Exercise directions: Which lines contain the string "feliz"? Please list every one of them.

___ Given information

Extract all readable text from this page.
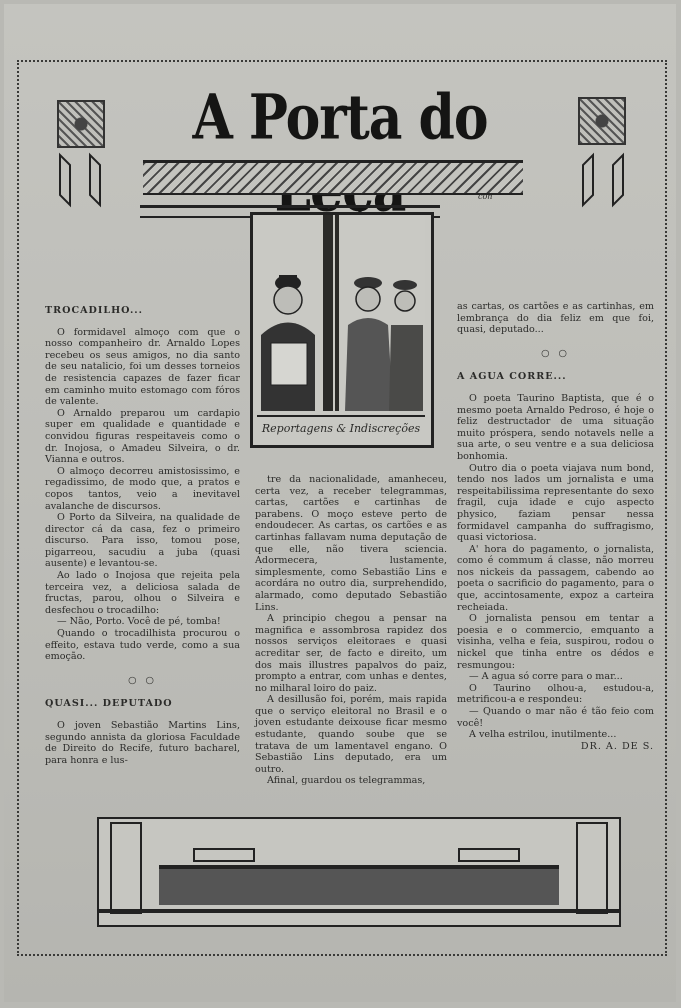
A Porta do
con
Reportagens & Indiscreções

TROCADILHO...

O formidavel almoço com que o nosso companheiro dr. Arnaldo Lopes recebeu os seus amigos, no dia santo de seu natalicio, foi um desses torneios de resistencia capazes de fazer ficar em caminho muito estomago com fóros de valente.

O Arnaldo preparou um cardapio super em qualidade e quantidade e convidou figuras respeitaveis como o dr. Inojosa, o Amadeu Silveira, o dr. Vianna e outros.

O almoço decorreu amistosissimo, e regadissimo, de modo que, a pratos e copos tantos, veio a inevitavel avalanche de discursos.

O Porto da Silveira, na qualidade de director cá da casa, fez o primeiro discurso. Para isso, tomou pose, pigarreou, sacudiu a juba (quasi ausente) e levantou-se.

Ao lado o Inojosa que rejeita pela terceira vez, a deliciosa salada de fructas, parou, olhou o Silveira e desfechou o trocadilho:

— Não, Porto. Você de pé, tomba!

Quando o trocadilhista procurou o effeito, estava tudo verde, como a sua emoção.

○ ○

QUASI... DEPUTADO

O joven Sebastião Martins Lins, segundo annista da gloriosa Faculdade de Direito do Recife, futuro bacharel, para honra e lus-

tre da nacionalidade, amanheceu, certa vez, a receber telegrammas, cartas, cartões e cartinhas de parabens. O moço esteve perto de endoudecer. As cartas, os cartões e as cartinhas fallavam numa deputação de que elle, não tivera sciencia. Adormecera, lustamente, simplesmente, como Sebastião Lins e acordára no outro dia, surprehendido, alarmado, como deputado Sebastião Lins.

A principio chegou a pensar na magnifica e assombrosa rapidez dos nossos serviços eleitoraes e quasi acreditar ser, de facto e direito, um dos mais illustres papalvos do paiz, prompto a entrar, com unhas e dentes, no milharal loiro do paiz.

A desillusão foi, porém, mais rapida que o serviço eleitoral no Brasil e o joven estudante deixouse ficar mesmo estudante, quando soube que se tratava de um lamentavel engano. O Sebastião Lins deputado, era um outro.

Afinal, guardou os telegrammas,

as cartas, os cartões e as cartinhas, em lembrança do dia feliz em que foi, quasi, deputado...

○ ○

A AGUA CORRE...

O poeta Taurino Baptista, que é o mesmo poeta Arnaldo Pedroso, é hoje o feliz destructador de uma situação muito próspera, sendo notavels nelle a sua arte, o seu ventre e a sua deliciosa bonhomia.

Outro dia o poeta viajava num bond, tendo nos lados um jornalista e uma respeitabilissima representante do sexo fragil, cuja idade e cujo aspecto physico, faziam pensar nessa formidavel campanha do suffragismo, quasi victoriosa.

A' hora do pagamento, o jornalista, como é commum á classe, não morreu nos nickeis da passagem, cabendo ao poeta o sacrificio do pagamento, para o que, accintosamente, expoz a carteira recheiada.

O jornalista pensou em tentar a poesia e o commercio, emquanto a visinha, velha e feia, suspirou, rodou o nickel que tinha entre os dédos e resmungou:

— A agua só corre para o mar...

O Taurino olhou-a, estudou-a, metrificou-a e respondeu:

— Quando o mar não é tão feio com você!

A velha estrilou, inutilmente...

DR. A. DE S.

______

Response:
as cartas, os cartões e as cartinhas, em lembrança do dia feliz em que foi, quasi, deputado...
O poeta Taurino Baptista, que é o mesmo poeta Arnaldo Pedroso, é hoje o feliz destructador de uma situação muito próspera, sendo notavels nelle a sua arte, o seu ventre e a sua deliciosa bonhomia.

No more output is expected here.